## Task details
Transcribe the material exactly. Images do not belong in the copy.
** BEGIN Available records **
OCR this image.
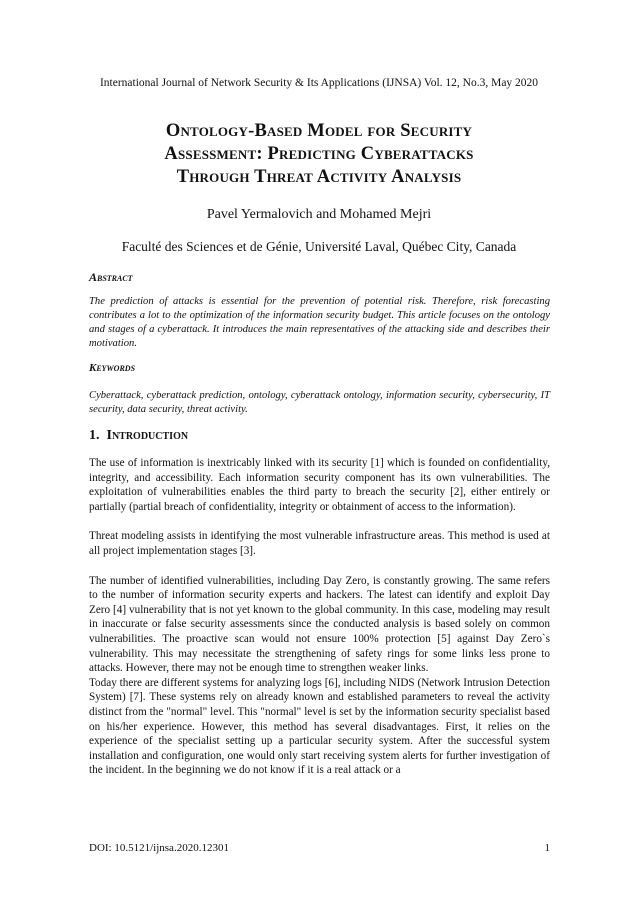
International Journal of Network Security & Its Applications (IJNSA) Vol. 12, No.3, May 2020
Ontology-Based Model for Security
Assessment: Predicting Cyberattacks
Through Threat Activity Analysis
Pavel Yermalovich and Mohamed Mejri
Faculté des Sciences et de Génie, Université Laval, Québec City, Canada
Abstract
The prediction of attacks is essential for the prevention of potential risk. Therefore, risk forecasting contributes a lot to the optimization of the information security budget. This article focuses on the ontology and stages of a cyberattack. It introduces the main representatives of the attacking side and describes their motivation.
Keywords
Cyberattack, cyberattack prediction, ontology, cyberattack ontology, information security, cybersecurity, IT security, data security, threat activity.
1. Introduction

The use of information is inextricably linked with its security [1] which is founded on confidentiality, integrity, and accessibility. Each information security component has its own vulnerabilities. The exploitation of vulnerabilities enables the third party to breach the security [2], either entirely or partially (partial breach of confidentiality, integrity or obtainment of access to the information).

Threat modeling assists in identifying the most vulnerable infrastructure areas. This method is used at all project implementation stages [3].

The number of identified vulnerabilities, including Day Zero, is constantly growing. The same refers to the number of information security experts and hackers. The latest can identify and exploit Day Zero [4] vulnerability that is not yet known to the global community. In this case, modeling may result in inaccurate or false security assessments since the conducted analysis is based solely on common vulnerabilities. The proactive scan would not ensure 100% protection [5] against Day Zero`s vulnerability. This may necessitate the strengthening of safety rings for some links less prone to attacks. However, there may not be enough time to strengthen weaker links.

Today there are different systems for analyzing logs [6], including NIDS (Network Intrusion Detection System) [7]. These systems rely on already known and established parameters to reveal the activity distinct from the "normal" level. This "normal" level is set by the information security specialist based on his/her experience. However, this method has several disadvantages. First, it relies on the experience of the specialist setting up a particular security system. After the successful system installation and configuration, one would only start receiving system alerts for further investigation of the incident. In the beginning we do not know if it is a real attack or a

DOI: 10.5121/ijnsa.2020.12301	1
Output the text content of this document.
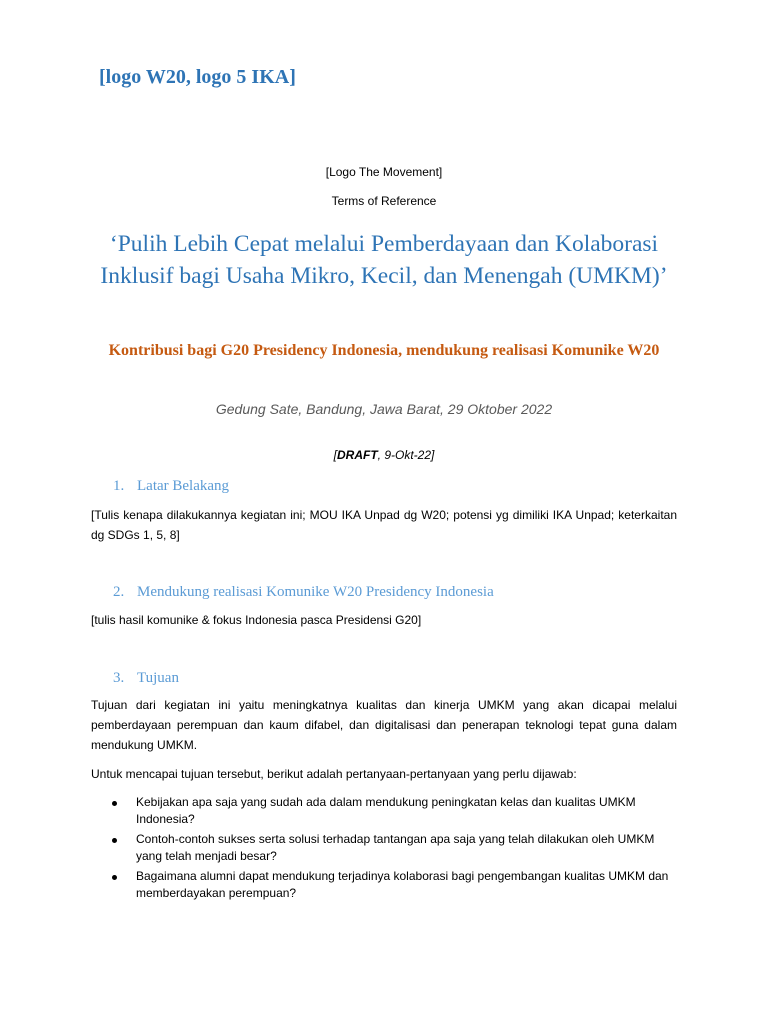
[logo W20, logo 5 IKA]
[Logo The Movement]
Terms of Reference
‘Pulih Lebih Cepat melalui Pemberdayaan dan Kolaborasi Inklusif bagi Usaha Mikro, Kecil, dan Menengah (UMKM)’
Kontribusi bagi G20 Presidency Indonesia, mendukung realisasi Komunike W20
Gedung Sate, Bandung, Jawa Barat, 29 Oktober 2022
[DRAFT, 9-Okt-22]
1. Latar Belakang
[Tulis kenapa dilakukannya kegiatan ini; MOU IKA Unpad dg W20; potensi yg dimiliki IKA Unpad; keterkaitan dg SDGs 1, 5, 8]
2. Mendukung realisasi Komunike W20 Presidency Indonesia
[tulis hasil komunike & fokus Indonesia pasca Presidensi G20]
3. Tujuan
Tujuan dari kegiatan ini yaitu meningkatnya kualitas dan kinerja UMKM yang akan dicapai melalui pemberdayaan perempuan dan kaum difabel, dan digitalisasi dan penerapan teknologi tepat guna dalam mendukung UMKM.
Untuk mencapai tujuan tersebut, berikut adalah pertanyaan-pertanyaan yang perlu dijawab:
Kebijakan apa saja yang sudah ada dalam mendukung peningkatan kelas dan kualitas UMKM Indonesia?
Contoh-contoh sukses serta solusi terhadap tantangan apa saja yang telah dilakukan oleh UMKM yang telah menjadi besar?
Bagaimana alumni dapat mendukung terjadinya kolaborasi bagi pengembangan kualitas UMKM dan memberdayakan perempuan?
** END Available records **
## Result of this exercise
OCR this image.
International Journal of Network Security & Its Applications (IJNSA) Vol. 12, No.3, May 2020
Ontology-Based Model for Security
Assessment: Predicting Cyberattacks
Through Threat Activity Analysis
Pavel Yermalovich and Mohamed Mejri
Faculté des Sciences et de Génie, Université Laval, Québec City, Canada
Abstract
The prediction of attacks is essential for the prevention of potential risk. Therefore, risk forecasting contributes a lot to the optimization of the information security budget. This article focuses on the ontology and stages of a cyberattack. It introduces the main representatives of the attacking side and describes their motivation.
Keywords
Cyberattack, cyberattack prediction, ontology, cyberattack ontology, information security, cybersecurity, IT security, data security, threat activity.
1. Introduction

The use of information is inextricably linked with its security [1] which is founded on confidentiality, integrity, and accessibility. Each information security component has its own vulnerabilities. The exploitation of vulnerabilities enables the third party to breach the security [2], either entirely or partially (partial breach of confidentiality, integrity or obtainment of access to the information).

Threat modeling assists in identifying the most vulnerable infrastructure areas. This method is used at all project implementation stages [3].

The number of identified vulnerabilities, including Day Zero, is constantly growing. The same refers to the number of information security experts and hackers. The latest can identify and exploit Day Zero [4] vulnerability that is not yet known to the global community. In this case, modeling may result in inaccurate or false security assessments since the conducted analysis is based solely on common vulnerabilities. The proactive scan would not ensure 100% protection [5] against Day Zero`s vulnerability. This may necessitate the strengthening of safety rings for some links less prone to attacks. However, there may not be enough time to strengthen weaker links.

Today there are different systems for analyzing logs [6], including NIDS (Network Intrusion Detection System) [7]. These systems rely on already known and established parameters to reveal the activity distinct from the "normal" level. This "normal" level is set by the information security specialist based on his/her experience. However, this method has several disadvantages. First, it relies on the experience of the specialist setting up a particular security system. After the successful system installation and configuration, one would only start receiving system alerts for further investigation of the incident. In the beginning we do not know if it is a real attack or a

DOI: 10.5121/ijnsa.2020.12301	1
Output the text content of this document.
[logo W20, logo 5 IKA]
[Logo The Movement]
Terms of Reference
‘Pulih Lebih Cepat melalui Pemberdayaan dan Kolaborasi Inklusif bagi Usaha Mikro, Kecil, dan Menengah (UMKM)’
Kontribusi bagi G20 Presidency Indonesia, mendukung realisasi Komunike W20
Gedung Sate, Bandung, Jawa Barat, 29 Oktober 2022
[DRAFT, 9-Okt-22]
1. Latar Belakang
[Tulis kenapa dilakukannya kegiatan ini; MOU IKA Unpad dg W20; potensi yg dimiliki IKA Unpad; keterkaitan dg SDGs 1, 5, 8]
2. Mendukung realisasi Komunike W20 Presidency Indonesia
[tulis hasil komunike & fokus Indonesia pasca Presidensi G20]
3. Tujuan
Tujuan dari kegiatan ini yaitu meningkatnya kualitas dan kinerja UMKM yang akan dicapai melalui pemberdayaan perempuan dan kaum difabel, dan digitalisasi dan penerapan teknologi tepat guna dalam mendukung UMKM.
Untuk mencapai tujuan tersebut, berikut adalah pertanyaan-pertanyaan yang perlu dijawab:
Kebijakan apa saja yang sudah ada dalam mendukung peningkatan kelas dan kualitas UMKM Indonesia?
Contoh-contoh sukses serta solusi terhadap tantangan apa saja yang telah dilakukan oleh UMKM yang telah menjadi besar?
Bagaimana alumni dapat mendukung terjadinya kolaborasi bagi pengembangan kualitas UMKM dan memberdayakan perempuan?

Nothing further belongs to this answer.